All the datasets have roughly the same number of words. However, twitter dataset has a lot more lines.

N-grams for the sample data

For our initial analysis we will subsample the small portion of the entire corpora and save it as .RData file. This subsample should be big enough to accurately represent the entire dataset, yet small enough so that the exploratory analysis can be performed in a reasonable amount of time.

# sample the data (50,000 of each) and save it as RData file
sample_blogs   <- sample(us_blogs, 50000)
sample_news    <- sample(us_news, 50000)
sample_twitter <- sample(us_tweets, 50000)
save(sample_blogs, sample_twitter, sample_news, file = "./sample/sample.RData")

Next we will create the n-gram control functions.

# ngram tokenizers
BigramTokenizer <- function(x) NGramTokenizer(x, Weka_control(min = 2, max = 2))
TrigramTokenizer <- function(x) NGramTokenizer(x, Weka_control(min = 3, max = 3))

Following lines perform basic text preprocessing such as:
* convert all the words to lower case
* remove all numbers
* remove all punctuations

files <- DirSource(directory = "sample/",encoding ="UTF-8" )
corpus <- VCorpus(x=files)
corpus <- tm_map(corpus,tolower)
corpus <- tm_map(corpus,removeNumbers)
corpus <- tm_map(corpus,removePunctuation)
corpus <- Corpus(VectorSource(corpus))

Once the corpus is clean we can create term-document matrices.

uni_tdm <- TermDocumentMatrix(corpus)
bi_tdm <- TermDocumentMatrix(corpus, control = list(tokenize = BigramTokenizer))
tri_tdm <- TermDocumentMatrix(corpus, control = list(tokenize = TrigramTokenizer))
════════
Could you pick up the R walkthrough on n-gram analysis of the text corpus right after its final line of code?

# DATA EXCERPT
════════
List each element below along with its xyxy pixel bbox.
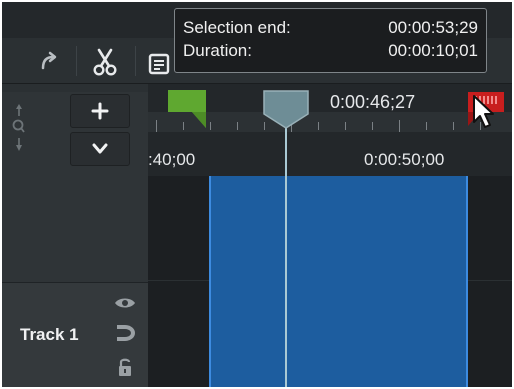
════════
# ANSWER
# transform them to a data frame
uni <- as.data.frame(inspect(uni_tdm), stringsAsFactors = FALSE);
bi <- as.data.frame(inspect(bi_tdm), stringsAsFactors = FALSE);
tri <- as.data.frame(inspect(tri_tdm), stringsAsFactors = FALSE);

Let’s get some basic summary of these 1,2 and 3-grams.

# number of all unigrams in our sample
dim(uni)

## [1] 6978    1

# number of all bigrams in our sample
dim(bi)

## [1] 22418     1

# number of all trigrams in our sample
dim(tri)

## [1] 27258     1

# total number of words
total <- sum(uni)
total

## [1] 24729

# let's take a look at the ngrams
most_freq_terms <- cbind(findFreqTerms(uni_tdm,lowfreq=100), uni[findFreqTerms(uni_tdm,lowfreq=100),])
# most frequent unigrams and how many times they occured in the corpus
most_freq_terms

##       [,1]    [,2]  
##  [1,] "about" "107" 
##  [2,] "and"   "836" 
##  [3,] "are"   "131" 
##  [4,] "but"   "173" 
##  [5,] "for"   "303" 
##  [6,] "had"   "116" 
##  [7,] "have"  "169" 
##  [8,] "her"   "120" 
##  [9,] "his"   "122" 
## [10,] "not"   "132" 
## [11,] "said"  "104" 
## [12,] "she"   "118" 
## [13,] "that"  "390" 
## [14,] "the"   "1601"
## [15,] "they"  "105" 
## [16,] "this"  "182" 
## [17,] "was"   "280" 
## [18,] "will"  "106" 
## [19,] "with"  "223" 
## [20,] "you"   "209"

most_freq_terms <- cbind(findFreqTerms(bi_tdm,lowfreq=30), bi[findFreqTerms(bi_tdm,lowfreq=30),])
# most frequent bigrams and how many times they occured in the corpus
most_freq_terms

##       [,1]        [,2] 
##  [1,] "and i"     "31" 
##  [2,] "and the"   "52" 
##  [3,] "at the"    "40" 
##  [4,] "for the"   "55" 
##  [5,] "i was"     "60" 
##  [6,] "in a"      "33" 
##  [7,] "in the"    "145"
##  [8,] "is a"      "32" 
##  [9,] "it was"    "46" 
## [10,] "of the"    "148"
## [11,] "on the"    "75" 
## [12,] "thank you" "42" 
## [13,] "to be"     "48" 
## [14,] "to the"    "71" 
## [15,] "with the"  "36"

most_freq_terms <- cbind(findFreqTerms(tri_tdm,lowfreq=10), tri[findFreqTerms(tri_tdm,lowfreq=10),])
# most frequent trigrams and how many times they occured in the corpus
most_freq_terms

##      [,1]       [,2]
## [1,] "a lot of" "14"
## [2,] "i had to" "10"

Next we will create histograms of ngrams. We can expect it to be very skewed since some words (and pairs of words) occur very often in english language while others do not. In the future analysis we will consider how to deal with those highly frequent words.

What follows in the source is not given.